→ MATERIAL:
--- Start ---

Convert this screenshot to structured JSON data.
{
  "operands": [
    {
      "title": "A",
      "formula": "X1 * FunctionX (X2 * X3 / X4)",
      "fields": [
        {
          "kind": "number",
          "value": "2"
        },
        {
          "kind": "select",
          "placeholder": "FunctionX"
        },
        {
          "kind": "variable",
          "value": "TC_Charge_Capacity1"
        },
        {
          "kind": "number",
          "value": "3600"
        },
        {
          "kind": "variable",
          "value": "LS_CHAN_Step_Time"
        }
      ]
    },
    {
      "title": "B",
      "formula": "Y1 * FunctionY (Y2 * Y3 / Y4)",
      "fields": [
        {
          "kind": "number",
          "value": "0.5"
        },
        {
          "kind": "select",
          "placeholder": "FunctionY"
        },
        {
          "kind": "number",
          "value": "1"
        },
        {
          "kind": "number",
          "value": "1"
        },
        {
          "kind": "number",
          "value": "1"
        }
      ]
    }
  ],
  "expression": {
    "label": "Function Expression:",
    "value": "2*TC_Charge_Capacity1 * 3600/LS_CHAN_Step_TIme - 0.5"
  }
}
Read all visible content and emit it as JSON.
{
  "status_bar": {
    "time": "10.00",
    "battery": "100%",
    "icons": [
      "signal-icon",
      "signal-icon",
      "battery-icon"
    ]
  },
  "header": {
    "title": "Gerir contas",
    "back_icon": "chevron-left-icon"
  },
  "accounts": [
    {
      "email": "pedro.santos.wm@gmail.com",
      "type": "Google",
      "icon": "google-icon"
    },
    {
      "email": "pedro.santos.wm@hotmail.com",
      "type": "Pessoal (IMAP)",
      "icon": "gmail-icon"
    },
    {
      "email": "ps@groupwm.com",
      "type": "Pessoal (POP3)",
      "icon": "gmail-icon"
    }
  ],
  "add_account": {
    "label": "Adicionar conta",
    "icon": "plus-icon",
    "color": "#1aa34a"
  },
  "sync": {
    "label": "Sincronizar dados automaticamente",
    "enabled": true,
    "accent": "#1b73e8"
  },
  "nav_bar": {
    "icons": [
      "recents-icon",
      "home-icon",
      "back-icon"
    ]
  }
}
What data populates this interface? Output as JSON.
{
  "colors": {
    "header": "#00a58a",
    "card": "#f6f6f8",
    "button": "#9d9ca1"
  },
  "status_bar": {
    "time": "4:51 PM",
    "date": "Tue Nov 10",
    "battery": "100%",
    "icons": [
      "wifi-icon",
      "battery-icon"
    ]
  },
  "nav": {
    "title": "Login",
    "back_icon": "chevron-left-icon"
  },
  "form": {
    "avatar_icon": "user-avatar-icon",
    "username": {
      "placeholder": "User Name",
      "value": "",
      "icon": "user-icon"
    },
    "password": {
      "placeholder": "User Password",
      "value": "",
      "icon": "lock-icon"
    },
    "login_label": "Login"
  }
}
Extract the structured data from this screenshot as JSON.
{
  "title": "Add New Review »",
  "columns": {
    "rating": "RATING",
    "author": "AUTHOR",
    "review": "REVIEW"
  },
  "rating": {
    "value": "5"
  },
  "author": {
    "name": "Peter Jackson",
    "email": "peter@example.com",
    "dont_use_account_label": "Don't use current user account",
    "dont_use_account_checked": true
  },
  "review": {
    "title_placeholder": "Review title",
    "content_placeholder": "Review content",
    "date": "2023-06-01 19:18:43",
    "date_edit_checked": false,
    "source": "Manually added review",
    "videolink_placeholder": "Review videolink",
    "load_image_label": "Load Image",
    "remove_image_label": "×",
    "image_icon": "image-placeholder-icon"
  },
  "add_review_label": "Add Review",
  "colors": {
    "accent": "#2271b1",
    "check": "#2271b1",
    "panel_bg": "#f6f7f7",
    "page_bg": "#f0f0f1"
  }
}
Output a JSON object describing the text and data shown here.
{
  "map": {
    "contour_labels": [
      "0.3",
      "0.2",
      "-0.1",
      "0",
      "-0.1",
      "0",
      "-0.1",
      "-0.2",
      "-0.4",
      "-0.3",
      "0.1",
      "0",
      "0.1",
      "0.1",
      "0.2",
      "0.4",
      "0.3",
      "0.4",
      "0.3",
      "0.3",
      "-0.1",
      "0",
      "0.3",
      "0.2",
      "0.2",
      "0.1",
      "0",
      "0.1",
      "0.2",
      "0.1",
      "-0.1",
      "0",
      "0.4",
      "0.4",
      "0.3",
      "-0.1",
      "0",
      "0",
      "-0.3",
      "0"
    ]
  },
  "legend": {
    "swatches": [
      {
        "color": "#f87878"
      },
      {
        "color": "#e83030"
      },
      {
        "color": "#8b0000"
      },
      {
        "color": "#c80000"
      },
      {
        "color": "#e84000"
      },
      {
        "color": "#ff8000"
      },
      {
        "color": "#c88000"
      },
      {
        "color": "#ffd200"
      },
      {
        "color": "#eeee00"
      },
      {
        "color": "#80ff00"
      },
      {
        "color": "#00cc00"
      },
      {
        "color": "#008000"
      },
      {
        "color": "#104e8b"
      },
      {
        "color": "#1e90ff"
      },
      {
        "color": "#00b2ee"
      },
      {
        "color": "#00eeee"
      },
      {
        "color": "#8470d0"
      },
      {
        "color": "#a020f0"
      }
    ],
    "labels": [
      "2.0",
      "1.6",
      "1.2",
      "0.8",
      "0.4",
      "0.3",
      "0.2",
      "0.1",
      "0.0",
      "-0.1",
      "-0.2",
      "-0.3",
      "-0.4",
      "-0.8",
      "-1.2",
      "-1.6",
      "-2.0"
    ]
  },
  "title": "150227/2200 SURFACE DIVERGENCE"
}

--- End ---

→ GIVEN EXERCISE: Pull out each record as written and restate it exactly.

→ RESPONSE FOR THIS EXERCISE:
Convert this screenshot to structured JSON data.
{
  "operands": [
    {
      "title": "A",
      "formula": "X1 * FunctionX (X2 * X3 / X4)",
      "fields": [
        {
          "kind": "number",
          "value": "2"
        },
        {
          "kind": "select",
          "placeholder": "FunctionX"
        },
        {
          "kind": "variable",
          "value": "TC_Charge_Capacity1"
        },
        {
          "kind": "number",
          "value": "3600"
        },
        {
          "kind": "variable",
          "value": "LS_CHAN_Step_Time"
        }
      ]
    },
    {
      "title": "B",
      "formula": "Y1 * FunctionY (Y2 * Y3 / Y4)",
      "fields": [
        {
          "kind": "number",
          "value": "0.5"
        },
        {
          "kind": "select",
          "placeholder": "FunctionY"
        },
        {
          "kind": "number",
          "value": "1"
        },
        {
          "kind": "number",
          "value": "1"
        },
        {
          "kind": "number",
          "value": "1"
        }
      ]
    }
  ],
  "expression": {
    "label": "Function Expression:",
    "value": "2*TC_Charge_Capacity1 * 3600/LS_CHAN_Step_TIme - 0.5"
  }
}
Read all visible content and emit it as JSON.
{
  "status_bar": {
    "time": "10.00",
    "battery": "100%",
    "icons": [
      "signal-icon",
      "signal-icon",
      "battery-icon"
    ]
  },
  "header": {
    "title": "Gerir contas",
    "back_icon": "chevron-left-icon"
  },
  "accounts": [
    {
      "email": "pedro.santos.wm@gmail.com",
      "type": "Google",
      "icon": "google-icon"
    },
    {
      "email": "pedro.santos.wm@hotmail.com",
      "type": "Pessoal (IMAP)",
      "icon": "gmail-icon"
    },
    {
      "email": "ps@groupwm.com",
      "type": "Pessoal (POP3)",
      "icon": "gmail-icon"
    }
  ],
  "add_account": {
    "label": "Adicionar conta",
    "icon": "plus-icon",
    "color": "#1aa34a"
  },
  "sync": {
    "label": "Sincronizar dados automaticamente",
    "enabled": true,
    "accent": "#1b73e8"
  },
  "nav_bar": {
    "icons": [
      "recents-icon",
      "home-icon",
      "back-icon"
    ]
  }
}
What data populates this interface? Output as JSON.
{
  "colors": {
    "header": "#00a58a",
    "card": "#f6f6f8",
    "button": "#9d9ca1"
  },
  "status_bar": {
    "time": "4:51 PM",
    "date": "Tue Nov 10",
    "battery": "100%",
    "icons": [
      "wifi-icon",
      "battery-icon"
    ]
  },
  "nav": {
    "title": "Login",
    "back_icon": "chevron-left-icon"
  },
  "form": {
    "avatar_icon": "user-avatar-icon",
    "username": {
      "placeholder": "User Name",
      "value": "",
      "icon": "user-icon"
    },
    "password": {
      "placeholder": "User Password",
      "value": "",
      "icon": "lock-icon"
    },
    "login_label": "Login"
  }
}
Extract the structured data from this screenshot as JSON.
{
  "title": "Add New Review »",
  "columns": {
    "rating": "RATING",
    "author": "AUTHOR",
    "review": "REVIEW"
  },
  "rating": {
    "value": "5"
  },
  "author": {
    "name": "Peter Jackson",
    "email": "peter@example.com",
    "dont_use_account_label": "Don't use current user account",
    "dont_use_account_checked": true
  },
  "review": {
    "title_placeholder": "Review title",
    "content_placeholder": "Review content",
    "date": "2023-06-01 19:18:43",
    "date_edit_checked": false,
    "source": "Manually added review",
    "videolink_placeholder": "Review videolink",
    "load_image_label": "Load Image",
    "remove_image_label": "×",
    "image_icon": "image-placeholder-icon"
  },
  "add_review_label": "Add Review",
  "colors": {
    "accent": "#2271b1",
    "check": "#2271b1",
    "panel_bg": "#f6f7f7",
    "page_bg": "#f0f0f1"
  }
}
Output a JSON object describing the text and data shown here.
{
  "map": {
    "contour_labels": [
      "0.3",
      "0.2",
      "-0.1",
      "0",
      "-0.1",
      "0",
      "-0.1",
      "-0.2",
      "-0.4",
      "-0.3",
      "0.1",
      "0",
      "0.1",
      "0.1",
      "0.2",
      "0.4",
      "0.3",
      "0.4",
      "0.3",
      "0.3",
      "-0.1",
      "0",
      "0.3",
      "0.2",
      "0.2",
      "0.1",
      "0",
      "0.1",
      "0.2",
      "0.1",
      "-0.1",
      "0",
      "0.4",
      "0.4",
      "0.3",
      "-0.1",
      "0",
      "0",
      "-0.3",
      "0"
    ]
  },
  "legend": {
    "swatches": [
      {
        "color": "#f87878"
      },
      {
        "color": "#e83030"
      },
      {
        "color": "#8b0000"
      },
      {
        "color": "#c80000"
      },
      {
        "color": "#e84000"
      },
      {
        "color": "#ff8000"
      },
      {
        "color": "#c88000"
      },
      {
        "color": "#ffd200"
      },
      {
        "color": "#eeee00"
      },
      {
        "color": "#80ff00"
      },
      {
        "color": "#00cc00"
      },
      {
        "color": "#008000"
      },
      {
        "color": "#104e8b"
      },
      {
        "color": "#1e90ff"
      },
      {
        "color": "#00b2ee"
      },
      {
        "color": "#00eeee"
      },
      {
        "color": "#8470d0"
      },
      {
        "color": "#a020f0"
      }
    ],
    "labels": [
      "2.0",
      "1.6",
      "1.2",
      "0.8",
      "0.4",
      "0.3",
      "0.2",
      "0.1",
      "0.0",
      "-0.1",
      "-0.2",
      "-0.3",
      "-0.4",
      "-0.8",
      "-1.2",
      "-1.6",
      "-2.0"
    ]
  },
  "title": "150227/2200 SURFACE DIVERGENCE"
}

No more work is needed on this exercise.